GOAL OF THE EXERCISE — Rewrite the records starting at the first line and ending at the line containing "- legend: Male Female: [1088, 503, 1182, 550]", replacing "legend-swatch" with "legend-key" and leaving everything else unchanged.

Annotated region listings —
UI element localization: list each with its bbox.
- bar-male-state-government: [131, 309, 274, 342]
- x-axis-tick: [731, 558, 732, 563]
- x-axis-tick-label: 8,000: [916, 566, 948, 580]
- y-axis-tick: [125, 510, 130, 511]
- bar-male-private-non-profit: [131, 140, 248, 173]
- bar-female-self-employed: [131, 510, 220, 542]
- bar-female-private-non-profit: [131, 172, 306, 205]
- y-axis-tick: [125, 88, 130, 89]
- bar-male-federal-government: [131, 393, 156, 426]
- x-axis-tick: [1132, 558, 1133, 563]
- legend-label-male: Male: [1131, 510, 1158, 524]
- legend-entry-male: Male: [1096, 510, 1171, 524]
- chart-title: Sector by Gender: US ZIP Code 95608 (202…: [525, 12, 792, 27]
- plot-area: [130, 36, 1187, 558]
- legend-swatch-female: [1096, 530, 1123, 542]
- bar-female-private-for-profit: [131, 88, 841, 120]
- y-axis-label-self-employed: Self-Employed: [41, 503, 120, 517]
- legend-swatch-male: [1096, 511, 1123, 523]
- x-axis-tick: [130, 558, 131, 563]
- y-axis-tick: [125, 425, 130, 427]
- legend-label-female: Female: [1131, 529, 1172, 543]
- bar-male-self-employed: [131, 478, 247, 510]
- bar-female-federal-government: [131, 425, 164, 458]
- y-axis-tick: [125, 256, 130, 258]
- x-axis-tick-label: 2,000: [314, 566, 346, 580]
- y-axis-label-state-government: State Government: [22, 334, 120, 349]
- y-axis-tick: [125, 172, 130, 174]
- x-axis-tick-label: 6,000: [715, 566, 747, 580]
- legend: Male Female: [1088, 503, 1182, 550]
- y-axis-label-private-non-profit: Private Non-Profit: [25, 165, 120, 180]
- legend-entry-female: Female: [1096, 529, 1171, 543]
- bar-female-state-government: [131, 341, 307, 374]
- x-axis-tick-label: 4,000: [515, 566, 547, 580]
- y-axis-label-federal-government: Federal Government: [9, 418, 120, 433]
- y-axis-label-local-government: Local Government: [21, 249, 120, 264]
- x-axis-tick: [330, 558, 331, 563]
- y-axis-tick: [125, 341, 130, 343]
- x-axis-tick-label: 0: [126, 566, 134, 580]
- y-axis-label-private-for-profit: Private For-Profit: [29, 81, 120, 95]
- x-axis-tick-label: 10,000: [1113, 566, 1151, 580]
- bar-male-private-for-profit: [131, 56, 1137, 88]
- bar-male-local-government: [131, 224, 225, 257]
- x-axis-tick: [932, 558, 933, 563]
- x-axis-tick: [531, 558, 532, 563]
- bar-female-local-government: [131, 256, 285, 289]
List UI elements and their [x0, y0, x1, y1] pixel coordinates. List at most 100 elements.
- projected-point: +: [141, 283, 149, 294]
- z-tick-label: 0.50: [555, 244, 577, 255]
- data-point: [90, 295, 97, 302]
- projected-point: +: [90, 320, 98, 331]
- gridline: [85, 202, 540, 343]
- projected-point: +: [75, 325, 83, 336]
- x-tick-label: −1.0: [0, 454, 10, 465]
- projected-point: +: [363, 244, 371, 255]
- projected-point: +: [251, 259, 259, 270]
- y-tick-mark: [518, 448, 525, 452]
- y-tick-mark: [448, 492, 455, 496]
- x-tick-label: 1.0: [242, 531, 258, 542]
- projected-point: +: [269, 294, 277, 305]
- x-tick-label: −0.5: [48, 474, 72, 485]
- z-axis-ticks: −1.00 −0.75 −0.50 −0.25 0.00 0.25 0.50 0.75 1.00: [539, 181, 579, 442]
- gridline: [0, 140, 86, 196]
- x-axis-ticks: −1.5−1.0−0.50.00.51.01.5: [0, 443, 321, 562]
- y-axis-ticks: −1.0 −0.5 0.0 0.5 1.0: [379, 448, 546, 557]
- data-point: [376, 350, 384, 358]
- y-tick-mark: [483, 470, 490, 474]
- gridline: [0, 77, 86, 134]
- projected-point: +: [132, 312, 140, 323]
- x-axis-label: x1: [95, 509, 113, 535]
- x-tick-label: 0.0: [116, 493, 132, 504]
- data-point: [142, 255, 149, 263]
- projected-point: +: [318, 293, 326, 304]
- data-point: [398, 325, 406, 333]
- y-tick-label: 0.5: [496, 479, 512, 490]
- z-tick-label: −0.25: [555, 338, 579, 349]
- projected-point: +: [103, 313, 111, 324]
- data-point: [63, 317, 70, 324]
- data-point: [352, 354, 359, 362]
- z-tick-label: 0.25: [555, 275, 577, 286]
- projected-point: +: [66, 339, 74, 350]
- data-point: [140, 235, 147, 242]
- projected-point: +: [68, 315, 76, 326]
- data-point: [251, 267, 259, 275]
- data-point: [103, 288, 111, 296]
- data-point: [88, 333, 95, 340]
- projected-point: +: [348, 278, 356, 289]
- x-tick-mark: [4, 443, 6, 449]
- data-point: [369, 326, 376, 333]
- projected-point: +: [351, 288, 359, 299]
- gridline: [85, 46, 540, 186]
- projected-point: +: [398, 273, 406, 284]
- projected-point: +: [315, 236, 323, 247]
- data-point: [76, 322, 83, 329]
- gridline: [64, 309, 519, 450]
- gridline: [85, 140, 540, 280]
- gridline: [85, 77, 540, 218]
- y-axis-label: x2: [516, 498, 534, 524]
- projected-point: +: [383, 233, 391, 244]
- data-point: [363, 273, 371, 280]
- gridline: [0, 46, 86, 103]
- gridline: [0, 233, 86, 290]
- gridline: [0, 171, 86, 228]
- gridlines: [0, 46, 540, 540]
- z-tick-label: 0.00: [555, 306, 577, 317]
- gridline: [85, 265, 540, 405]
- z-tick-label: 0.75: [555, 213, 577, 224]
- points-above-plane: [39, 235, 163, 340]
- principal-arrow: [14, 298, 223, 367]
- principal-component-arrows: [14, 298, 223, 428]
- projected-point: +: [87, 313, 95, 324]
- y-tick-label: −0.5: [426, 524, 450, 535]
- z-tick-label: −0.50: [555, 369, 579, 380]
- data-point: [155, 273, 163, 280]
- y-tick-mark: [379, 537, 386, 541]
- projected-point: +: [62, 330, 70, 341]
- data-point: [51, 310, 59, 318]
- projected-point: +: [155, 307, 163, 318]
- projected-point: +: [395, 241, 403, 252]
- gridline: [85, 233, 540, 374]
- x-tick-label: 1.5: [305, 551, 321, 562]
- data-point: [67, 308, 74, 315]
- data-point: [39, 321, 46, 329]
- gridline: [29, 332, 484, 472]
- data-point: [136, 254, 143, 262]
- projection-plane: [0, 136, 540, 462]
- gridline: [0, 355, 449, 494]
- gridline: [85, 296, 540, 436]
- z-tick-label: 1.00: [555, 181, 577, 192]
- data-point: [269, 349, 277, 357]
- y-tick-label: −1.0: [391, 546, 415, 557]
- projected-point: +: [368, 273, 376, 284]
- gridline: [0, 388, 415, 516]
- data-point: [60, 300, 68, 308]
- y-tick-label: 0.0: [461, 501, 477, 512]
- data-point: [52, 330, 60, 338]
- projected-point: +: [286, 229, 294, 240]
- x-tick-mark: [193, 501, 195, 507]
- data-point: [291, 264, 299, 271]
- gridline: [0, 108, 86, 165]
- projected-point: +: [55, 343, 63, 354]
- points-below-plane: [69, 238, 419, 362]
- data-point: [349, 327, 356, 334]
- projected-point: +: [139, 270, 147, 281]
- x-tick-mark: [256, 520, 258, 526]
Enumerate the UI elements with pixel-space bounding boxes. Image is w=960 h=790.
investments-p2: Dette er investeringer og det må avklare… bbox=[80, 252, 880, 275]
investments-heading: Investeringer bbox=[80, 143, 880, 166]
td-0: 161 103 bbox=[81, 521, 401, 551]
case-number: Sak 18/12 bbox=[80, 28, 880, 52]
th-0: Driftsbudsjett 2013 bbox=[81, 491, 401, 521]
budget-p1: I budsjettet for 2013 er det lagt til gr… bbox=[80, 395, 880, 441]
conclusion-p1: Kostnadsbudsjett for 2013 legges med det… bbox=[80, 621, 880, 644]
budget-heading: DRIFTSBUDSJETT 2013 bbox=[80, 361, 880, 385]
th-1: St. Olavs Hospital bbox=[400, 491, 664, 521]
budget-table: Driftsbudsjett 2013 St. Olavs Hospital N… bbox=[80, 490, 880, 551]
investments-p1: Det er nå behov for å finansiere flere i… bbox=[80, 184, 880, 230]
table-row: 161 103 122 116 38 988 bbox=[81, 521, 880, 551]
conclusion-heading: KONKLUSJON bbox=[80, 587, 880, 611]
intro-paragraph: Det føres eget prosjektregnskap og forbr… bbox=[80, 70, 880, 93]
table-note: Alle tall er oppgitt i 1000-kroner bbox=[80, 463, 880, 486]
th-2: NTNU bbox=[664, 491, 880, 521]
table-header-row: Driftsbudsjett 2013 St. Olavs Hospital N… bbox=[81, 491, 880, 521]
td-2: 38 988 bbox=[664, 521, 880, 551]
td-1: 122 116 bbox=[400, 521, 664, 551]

TASK RESPONSE —
UI element localization: list each with its bbox.
- bar-male-state-government: [131, 309, 274, 342]
- x-axis-tick: [731, 558, 732, 563]
- x-axis-tick-label: 8,000: [916, 566, 948, 580]
- y-axis-tick: [125, 510, 130, 511]
- bar-male-private-non-profit: [131, 140, 248, 173]
- bar-female-self-employed: [131, 510, 220, 542]
- bar-female-private-non-profit: [131, 172, 306, 205]
- y-axis-tick: [125, 88, 130, 89]
- bar-male-federal-government: [131, 393, 156, 426]
- x-axis-tick: [1132, 558, 1133, 563]
- legend-label-male: Male: [1131, 510, 1158, 524]
- legend-entry-male: Male: [1096, 510, 1171, 524]
- chart-title: Sector by Gender: US ZIP Code 95608 (202…: [525, 12, 792, 27]
- plot-area: [130, 36, 1187, 558]
- legend-key-female: [1096, 530, 1123, 542]
- bar-female-private-for-profit: [131, 88, 841, 120]
- y-axis-label-self-employed: Self-Employed: [41, 503, 120, 517]
- legend-key-male: [1096, 511, 1123, 523]
- x-axis-tick: [130, 558, 131, 563]
- y-axis-tick: [125, 425, 130, 427]
- legend-label-female: Female: [1131, 529, 1172, 543]
- bar-male-self-employed: [131, 478, 247, 510]
- bar-female-federal-government: [131, 425, 164, 458]
- y-axis-tick: [125, 256, 130, 258]
- x-axis-tick-label: 2,000: [314, 566, 346, 580]
- y-axis-label-state-government: State Government: [22, 334, 120, 349]
- y-axis-tick: [125, 172, 130, 174]
- x-axis-tick-label: 6,000: [715, 566, 747, 580]
- legend: Male Female: [1088, 503, 1182, 550]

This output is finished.